-- GIVEN EXERCISE --
Copy all lines in which the word "изделия" can be found.

-- DATA SUPPLIED --
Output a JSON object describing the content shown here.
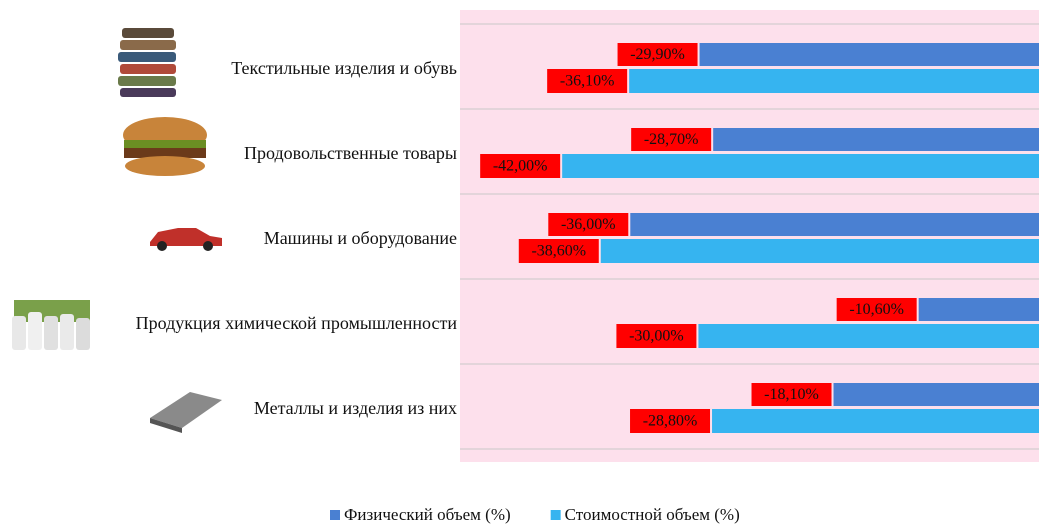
{
  "chart_data": {
    "type": "bar",
    "orientation": "horizontal",
    "categories": [
      "Текстильные изделия и обувь",
      "Продовольственные товары",
      "Машины и оборудование",
      "Продукция химической промышленности",
      "Металлы и изделия из них"
    ],
    "series": [
      {
        "name": "Физический объем (%)",
        "color": "#4a80d2",
        "values": [
          -29.9,
          -28.7,
          -36.0,
          -10.6,
          -18.1
        ],
        "value_labels": [
          "-29,90%",
          "-28,70%",
          "-36,00%",
          "-10,60%",
          "-18,10%"
        ]
      },
      {
        "name": "Стоимостной объем (%)",
        "color": "#36b4f0",
        "values": [
          -36.1,
          -42.0,
          -38.6,
          -30.0,
          -28.8
        ],
        "value_labels": [
          "-36,10%",
          "-42,00%",
          "-38,60%",
          "-30,00%",
          "-28,80%"
        ]
      }
    ],
    "xlim": [
      -51,
      0
    ],
    "label_color": "#ff0000",
    "legend": "bottom"
  }
}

-- TASK RESULT --
      "Текстильные изделия и обувь",
      "Металлы и изделия из них"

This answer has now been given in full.